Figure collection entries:
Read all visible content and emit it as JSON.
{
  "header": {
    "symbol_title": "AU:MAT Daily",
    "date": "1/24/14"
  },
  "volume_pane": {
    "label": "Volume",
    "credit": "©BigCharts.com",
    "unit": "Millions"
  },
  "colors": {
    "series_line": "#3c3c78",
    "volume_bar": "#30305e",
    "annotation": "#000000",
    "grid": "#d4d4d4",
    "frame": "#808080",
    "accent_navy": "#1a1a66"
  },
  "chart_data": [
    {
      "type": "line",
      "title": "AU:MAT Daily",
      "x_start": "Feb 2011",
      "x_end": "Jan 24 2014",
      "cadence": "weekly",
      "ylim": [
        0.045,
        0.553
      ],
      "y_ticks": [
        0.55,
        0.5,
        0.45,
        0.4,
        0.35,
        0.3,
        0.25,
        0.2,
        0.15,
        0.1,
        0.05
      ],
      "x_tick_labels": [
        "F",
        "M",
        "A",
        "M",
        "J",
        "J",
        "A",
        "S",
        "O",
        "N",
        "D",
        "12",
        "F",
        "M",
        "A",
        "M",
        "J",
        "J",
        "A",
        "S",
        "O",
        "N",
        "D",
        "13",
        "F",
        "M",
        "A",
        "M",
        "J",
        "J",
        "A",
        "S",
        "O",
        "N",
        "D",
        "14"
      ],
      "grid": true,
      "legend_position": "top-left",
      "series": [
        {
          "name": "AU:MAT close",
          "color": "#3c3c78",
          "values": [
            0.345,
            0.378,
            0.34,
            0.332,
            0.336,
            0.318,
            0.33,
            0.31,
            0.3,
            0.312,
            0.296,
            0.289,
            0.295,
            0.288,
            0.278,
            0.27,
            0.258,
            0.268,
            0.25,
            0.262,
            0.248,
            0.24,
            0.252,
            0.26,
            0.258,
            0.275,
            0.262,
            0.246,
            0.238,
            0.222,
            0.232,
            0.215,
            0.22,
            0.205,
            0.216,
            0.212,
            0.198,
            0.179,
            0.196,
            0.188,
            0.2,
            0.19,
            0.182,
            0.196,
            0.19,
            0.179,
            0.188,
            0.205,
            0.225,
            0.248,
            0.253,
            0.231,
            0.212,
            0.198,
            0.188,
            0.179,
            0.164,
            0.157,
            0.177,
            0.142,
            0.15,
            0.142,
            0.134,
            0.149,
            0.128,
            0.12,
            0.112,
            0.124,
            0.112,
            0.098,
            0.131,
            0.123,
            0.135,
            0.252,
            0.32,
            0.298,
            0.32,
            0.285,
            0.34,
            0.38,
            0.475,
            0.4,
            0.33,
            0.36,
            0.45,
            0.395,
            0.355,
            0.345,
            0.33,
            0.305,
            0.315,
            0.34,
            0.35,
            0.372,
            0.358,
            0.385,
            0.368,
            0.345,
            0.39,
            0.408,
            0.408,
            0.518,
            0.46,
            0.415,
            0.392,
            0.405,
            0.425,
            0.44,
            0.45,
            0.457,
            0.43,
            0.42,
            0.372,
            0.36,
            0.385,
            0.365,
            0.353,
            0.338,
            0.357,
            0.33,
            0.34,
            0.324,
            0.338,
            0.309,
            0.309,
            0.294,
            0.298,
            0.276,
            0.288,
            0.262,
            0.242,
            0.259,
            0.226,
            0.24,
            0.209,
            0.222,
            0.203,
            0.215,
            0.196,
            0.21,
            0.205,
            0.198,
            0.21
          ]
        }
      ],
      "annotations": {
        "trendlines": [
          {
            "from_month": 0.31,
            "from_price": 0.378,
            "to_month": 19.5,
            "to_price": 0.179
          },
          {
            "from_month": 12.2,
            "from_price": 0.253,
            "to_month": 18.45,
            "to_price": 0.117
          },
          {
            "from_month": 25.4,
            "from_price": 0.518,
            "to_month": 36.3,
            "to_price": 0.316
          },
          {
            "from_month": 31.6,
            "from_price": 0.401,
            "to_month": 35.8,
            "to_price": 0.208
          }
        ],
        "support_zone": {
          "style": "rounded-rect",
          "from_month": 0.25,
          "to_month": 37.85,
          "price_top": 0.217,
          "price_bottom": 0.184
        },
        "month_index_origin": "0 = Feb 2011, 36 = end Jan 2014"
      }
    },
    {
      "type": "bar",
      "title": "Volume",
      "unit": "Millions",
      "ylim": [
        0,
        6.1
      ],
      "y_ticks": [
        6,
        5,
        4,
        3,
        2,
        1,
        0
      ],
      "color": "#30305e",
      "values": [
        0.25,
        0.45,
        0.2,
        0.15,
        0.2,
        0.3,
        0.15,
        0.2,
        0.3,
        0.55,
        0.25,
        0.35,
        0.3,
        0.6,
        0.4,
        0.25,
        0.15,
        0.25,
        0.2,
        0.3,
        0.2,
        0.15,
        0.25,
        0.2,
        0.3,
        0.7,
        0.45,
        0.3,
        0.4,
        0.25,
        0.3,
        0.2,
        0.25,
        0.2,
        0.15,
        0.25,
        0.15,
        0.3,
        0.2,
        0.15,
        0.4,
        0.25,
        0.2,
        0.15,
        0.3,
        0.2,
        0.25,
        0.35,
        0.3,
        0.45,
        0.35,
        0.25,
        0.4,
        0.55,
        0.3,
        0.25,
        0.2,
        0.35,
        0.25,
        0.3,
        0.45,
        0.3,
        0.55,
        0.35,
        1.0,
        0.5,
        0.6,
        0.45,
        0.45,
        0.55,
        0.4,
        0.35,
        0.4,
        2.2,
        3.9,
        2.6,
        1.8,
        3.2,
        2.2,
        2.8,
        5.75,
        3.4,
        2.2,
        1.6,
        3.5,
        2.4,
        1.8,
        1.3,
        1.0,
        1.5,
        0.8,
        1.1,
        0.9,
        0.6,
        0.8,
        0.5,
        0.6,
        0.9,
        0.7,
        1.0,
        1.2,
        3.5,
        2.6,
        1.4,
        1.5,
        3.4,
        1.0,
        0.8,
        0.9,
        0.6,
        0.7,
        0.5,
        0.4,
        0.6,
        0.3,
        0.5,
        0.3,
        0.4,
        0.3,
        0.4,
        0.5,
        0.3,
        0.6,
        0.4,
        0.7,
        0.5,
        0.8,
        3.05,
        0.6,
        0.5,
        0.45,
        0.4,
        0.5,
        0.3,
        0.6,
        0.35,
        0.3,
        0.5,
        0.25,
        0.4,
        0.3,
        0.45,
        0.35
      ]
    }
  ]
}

◆ WHAT THE EXERCISE ASKS ◆
Print the listing above in its entirety, with every line exact.

◆ RESULT BELOW ◆
Read all visible content and emit it as JSON.
{
  "header": {
    "symbol_title": "AU:MAT Daily",
    "date": "1/24/14"
  },
  "volume_pane": {
    "label": "Volume",
    "credit": "©BigCharts.com",
    "unit": "Millions"
  },
  "colors": {
    "series_line": "#3c3c78",
    "volume_bar": "#30305e",
    "annotation": "#000000",
    "grid": "#d4d4d4",
    "frame": "#808080",
    "accent_navy": "#1a1a66"
  },
  "chart_data": [
    {
      "type": "line",
      "title": "AU:MAT Daily",
      "x_start": "Feb 2011",
      "x_end": "Jan 24 2014",
      "cadence": "weekly",
      "ylim": [
        0.045,
        0.553
      ],
      "y_ticks": [
        0.55,
        0.5,
        0.45,
        0.4,
        0.35,
        0.3,
        0.25,
        0.2,
        0.15,
        0.1,
        0.05
      ],
      "x_tick_labels": [
        "F",
        "M",
        "A",
        "M",
        "J",
        "J",
        "A",
        "S",
        "O",
        "N",
        "D",
        "12",
        "F",
        "M",
        "A",
        "M",
        "J",
        "J",
        "A",
        "S",
        "O",
        "N",
        "D",
        "13",
        "F",
        "M",
        "A",
        "M",
        "J",
        "J",
        "A",
        "S",
        "O",
        "N",
        "D",
        "14"
      ],
      "grid": true,
      "legend_position": "top-left",
      "series": [
        {
          "name": "AU:MAT close",
          "color": "#3c3c78",
          "values": [
            0.345,
            0.378,
            0.34,
            0.332,
            0.336,
            0.318,
            0.33,
            0.31,
            0.3,
            0.312,
            0.296,
            0.289,
            0.295,
            0.288,
            0.278,
            0.27,
            0.258,
            0.268,
            0.25,
            0.262,
            0.248,
            0.24,
            0.252,
            0.26,
            0.258,
            0.275,
            0.262,
            0.246,
            0.238,
            0.222,
            0.232,
            0.215,
            0.22,
            0.205,
            0.216,
            0.212,
            0.198,
            0.179,
            0.196,
            0.188,
            0.2,
            0.19,
            0.182,
            0.196,
            0.19,
            0.179,
            0.188,
            0.205,
            0.225,
            0.248,
            0.253,
            0.231,
            0.212,
            0.198,
            0.188,
            0.179,
            0.164,
            0.157,
            0.177,
            0.142,
            0.15,
            0.142,
            0.134,
            0.149,
            0.128,
            0.12,
            0.112,
            0.124,
            0.112,
            0.098,
            0.131,
            0.123,
            0.135,
            0.252,
            0.32,
            0.298,
            0.32,
            0.285,
            0.34,
            0.38,
            0.475,
            0.4,
            0.33,
            0.36,
            0.45,
            0.395,
            0.355,
            0.345,
            0.33,
            0.305,
            0.315,
            0.34,
            0.35,
            0.372,
            0.358,
            0.385,
            0.368,
            0.345,
            0.39,
            0.408,
            0.408,
            0.518,
            0.46,
            0.415,
            0.392,
            0.405,
            0.425,
            0.44,
            0.45,
            0.457,
            0.43,
            0.42,
            0.372,
            0.36,
            0.385,
            0.365,
            0.353,
            0.338,
            0.357,
            0.33,
            0.34,
            0.324,
            0.338,
            0.309,
            0.309,
            0.294,
            0.298,
            0.276,
            0.288,
            0.262,
            0.242,
            0.259,
            0.226,
            0.24,
            0.209,
            0.222,
            0.203,
            0.215,
            0.196,
            0.21,
            0.205,
            0.198,
            0.21
          ]
        }
      ],
      "annotations": {
        "trendlines": [
          {
            "from_month": 0.31,
            "from_price": 0.378,
            "to_month": 19.5,
            "to_price": 0.179
          },
          {
            "from_month": 12.2,
            "from_price": 0.253,
            "to_month": 18.45,
            "to_price": 0.117
          },
          {
            "from_month": 25.4,
            "from_price": 0.518,
            "to_month": 36.3,
            "to_price": 0.316
          },
          {
            "from_month": 31.6,
            "from_price": 0.401,
            "to_month": 35.8,
            "to_price": 0.208
          }
        ],
        "support_zone": {
          "style": "rounded-rect",
          "from_month": 0.25,
          "to_month": 37.85,
          "price_top": 0.217,
          "price_bottom": 0.184
        },
        "month_index_origin": "0 = Feb 2011, 36 = end Jan 2014"
      }
    },
    {
      "type": "bar",
      "title": "Volume",
      "unit": "Millions",
      "ylim": [
        0,
        6.1
      ],
      "y_ticks": [
        6,
        5,
        4,
        3,
        2,
        1,
        0
      ],
      "color": "#30305e",
      "values": [
        0.25,
        0.45,
        0.2,
        0.15,
        0.2,
        0.3,
        0.15,
        0.2,
        0.3,
        0.55,
        0.25,
        0.35,
        0.3,
        0.6,
        0.4,
        0.25,
        0.15,
        0.25,
        0.2,
        0.3,
        0.2,
        0.15,
        0.25,
        0.2,
        0.3,
        0.7,
        0.45,
        0.3,
        0.4,
        0.25,
        0.3,
        0.2,
        0.25,
        0.2,
        0.15,
        0.25,
        0.15,
        0.3,
        0.2,
        0.15,
        0.4,
        0.25,
        0.2,
        0.15,
        0.3,
        0.2,
        0.25,
        0.35,
        0.3,
        0.45,
        0.35,
        0.25,
        0.4,
        0.55,
        0.3,
        0.25,
        0.2,
        0.35,
        0.25,
        0.3,
        0.45,
        0.3,
        0.55,
        0.35,
        1.0,
        0.5,
        0.6,
        0.45,
        0.45,
        0.55,
        0.4,
        0.35,
        0.4,
        2.2,
        3.9,
        2.6,
        1.8,
        3.2,
        2.2,
        2.8,
        5.75,
        3.4,
        2.2,
        1.6,
        3.5,
        2.4,
        1.8,
        1.3,
        1.0,
        1.5,
        0.8,
        1.1,
        0.9,
        0.6,
        0.8,
        0.5,
        0.6,
        0.9,
        0.7,
        1.0,
        1.2,
        3.5,
        2.6,
        1.4,
        1.5,
        3.4,
        1.0,
        0.8,
        0.9,
        0.6,
        0.7,
        0.5,
        0.4,
        0.6,
        0.3,
        0.5,
        0.3,
        0.4,
        0.3,
        0.4,
        0.5,
        0.3,
        0.6,
        0.4,
        0.7,
        0.5,
        0.8,
        3.05,
        0.6,
        0.5,
        0.45,
        0.4,
        0.5,
        0.3,
        0.6,
        0.35,
        0.3,
        0.5,
        0.25,
        0.4,
        0.3,
        0.45,
        0.35
      ]
    }
  ]
}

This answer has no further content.